__Work required__. Scan the material and copy every line in which "tránh" appears.

__Record extracts__.
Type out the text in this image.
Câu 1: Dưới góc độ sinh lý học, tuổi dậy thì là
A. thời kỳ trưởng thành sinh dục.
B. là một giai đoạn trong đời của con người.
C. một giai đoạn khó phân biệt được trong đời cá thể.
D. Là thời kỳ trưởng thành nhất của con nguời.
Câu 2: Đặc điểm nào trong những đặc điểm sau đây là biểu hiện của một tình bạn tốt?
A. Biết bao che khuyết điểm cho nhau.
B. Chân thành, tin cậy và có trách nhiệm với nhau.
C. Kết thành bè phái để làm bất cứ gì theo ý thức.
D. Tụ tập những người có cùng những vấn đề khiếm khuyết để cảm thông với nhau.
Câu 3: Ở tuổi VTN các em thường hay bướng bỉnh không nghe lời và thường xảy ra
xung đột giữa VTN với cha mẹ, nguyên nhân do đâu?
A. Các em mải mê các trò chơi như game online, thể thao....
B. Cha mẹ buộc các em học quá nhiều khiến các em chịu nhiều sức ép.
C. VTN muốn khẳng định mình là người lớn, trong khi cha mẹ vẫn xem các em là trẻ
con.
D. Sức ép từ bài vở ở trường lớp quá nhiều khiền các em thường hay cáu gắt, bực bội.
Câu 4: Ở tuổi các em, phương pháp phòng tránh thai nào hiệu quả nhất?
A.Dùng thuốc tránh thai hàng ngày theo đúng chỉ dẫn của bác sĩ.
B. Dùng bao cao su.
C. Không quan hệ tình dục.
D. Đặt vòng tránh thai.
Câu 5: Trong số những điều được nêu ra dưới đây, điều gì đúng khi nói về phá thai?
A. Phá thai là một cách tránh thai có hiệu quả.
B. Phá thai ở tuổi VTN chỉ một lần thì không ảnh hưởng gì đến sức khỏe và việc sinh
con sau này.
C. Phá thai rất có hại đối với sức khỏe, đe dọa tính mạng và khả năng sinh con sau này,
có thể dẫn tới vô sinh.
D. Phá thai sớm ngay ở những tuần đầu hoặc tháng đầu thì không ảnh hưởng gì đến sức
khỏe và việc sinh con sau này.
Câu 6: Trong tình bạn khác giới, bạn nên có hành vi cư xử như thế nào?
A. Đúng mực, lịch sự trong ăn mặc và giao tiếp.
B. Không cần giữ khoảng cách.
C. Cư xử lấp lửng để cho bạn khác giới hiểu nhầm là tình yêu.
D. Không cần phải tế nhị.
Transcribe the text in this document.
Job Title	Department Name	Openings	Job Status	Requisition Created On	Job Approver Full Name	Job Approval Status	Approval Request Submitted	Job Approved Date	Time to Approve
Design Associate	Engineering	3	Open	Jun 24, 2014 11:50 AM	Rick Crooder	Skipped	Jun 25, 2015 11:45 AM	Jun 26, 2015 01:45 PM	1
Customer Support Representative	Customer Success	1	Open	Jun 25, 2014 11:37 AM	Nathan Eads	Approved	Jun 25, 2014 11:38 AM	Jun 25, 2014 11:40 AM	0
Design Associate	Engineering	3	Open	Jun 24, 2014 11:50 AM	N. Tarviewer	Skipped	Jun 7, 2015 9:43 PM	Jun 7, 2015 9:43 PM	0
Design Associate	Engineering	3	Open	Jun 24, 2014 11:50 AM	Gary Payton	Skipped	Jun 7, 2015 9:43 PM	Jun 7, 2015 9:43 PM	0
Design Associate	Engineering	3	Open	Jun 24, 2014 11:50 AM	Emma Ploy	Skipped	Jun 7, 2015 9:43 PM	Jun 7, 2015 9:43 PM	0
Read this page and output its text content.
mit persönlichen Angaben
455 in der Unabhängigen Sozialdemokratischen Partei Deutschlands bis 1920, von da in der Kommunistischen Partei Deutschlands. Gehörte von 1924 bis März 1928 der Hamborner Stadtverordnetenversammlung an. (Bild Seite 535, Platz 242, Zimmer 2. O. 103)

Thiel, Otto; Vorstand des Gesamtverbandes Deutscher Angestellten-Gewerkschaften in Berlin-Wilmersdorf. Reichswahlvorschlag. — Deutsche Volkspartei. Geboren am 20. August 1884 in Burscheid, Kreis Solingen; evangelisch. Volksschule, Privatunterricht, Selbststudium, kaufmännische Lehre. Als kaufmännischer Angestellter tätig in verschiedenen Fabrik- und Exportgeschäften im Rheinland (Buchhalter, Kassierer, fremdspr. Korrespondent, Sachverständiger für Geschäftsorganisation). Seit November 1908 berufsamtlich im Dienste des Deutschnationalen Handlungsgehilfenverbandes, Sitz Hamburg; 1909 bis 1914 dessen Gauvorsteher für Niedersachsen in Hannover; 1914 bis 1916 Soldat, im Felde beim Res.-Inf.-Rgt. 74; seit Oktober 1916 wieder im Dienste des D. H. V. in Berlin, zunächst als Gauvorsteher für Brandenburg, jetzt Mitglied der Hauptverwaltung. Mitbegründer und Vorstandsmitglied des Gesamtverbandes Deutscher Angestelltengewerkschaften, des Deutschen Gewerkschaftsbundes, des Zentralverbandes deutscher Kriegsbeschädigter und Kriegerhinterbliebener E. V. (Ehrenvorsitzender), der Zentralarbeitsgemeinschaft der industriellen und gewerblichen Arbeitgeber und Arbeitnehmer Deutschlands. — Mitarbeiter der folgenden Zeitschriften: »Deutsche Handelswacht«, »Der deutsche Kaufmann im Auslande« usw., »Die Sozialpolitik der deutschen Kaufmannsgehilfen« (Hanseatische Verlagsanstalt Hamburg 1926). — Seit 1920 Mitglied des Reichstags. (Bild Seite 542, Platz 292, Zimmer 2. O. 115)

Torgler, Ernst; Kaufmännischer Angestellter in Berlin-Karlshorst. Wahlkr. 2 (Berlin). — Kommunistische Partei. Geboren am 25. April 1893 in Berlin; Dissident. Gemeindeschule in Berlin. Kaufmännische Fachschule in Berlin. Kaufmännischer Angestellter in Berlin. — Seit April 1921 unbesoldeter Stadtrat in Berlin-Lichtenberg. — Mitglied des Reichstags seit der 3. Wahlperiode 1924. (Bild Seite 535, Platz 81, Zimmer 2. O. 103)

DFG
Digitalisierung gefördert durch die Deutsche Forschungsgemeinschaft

__The solution__.
Câu 4: Ở tuổi các em, phương pháp phòng tránh thai nào hiệu quả nhất?
A.Dùng thuốc tránh thai hàng ngày theo đúng chỉ dẫn của bác sĩ.
D. Đặt vòng tránh thai.
A. Phá thai là một cách tránh thai có hiệu quả.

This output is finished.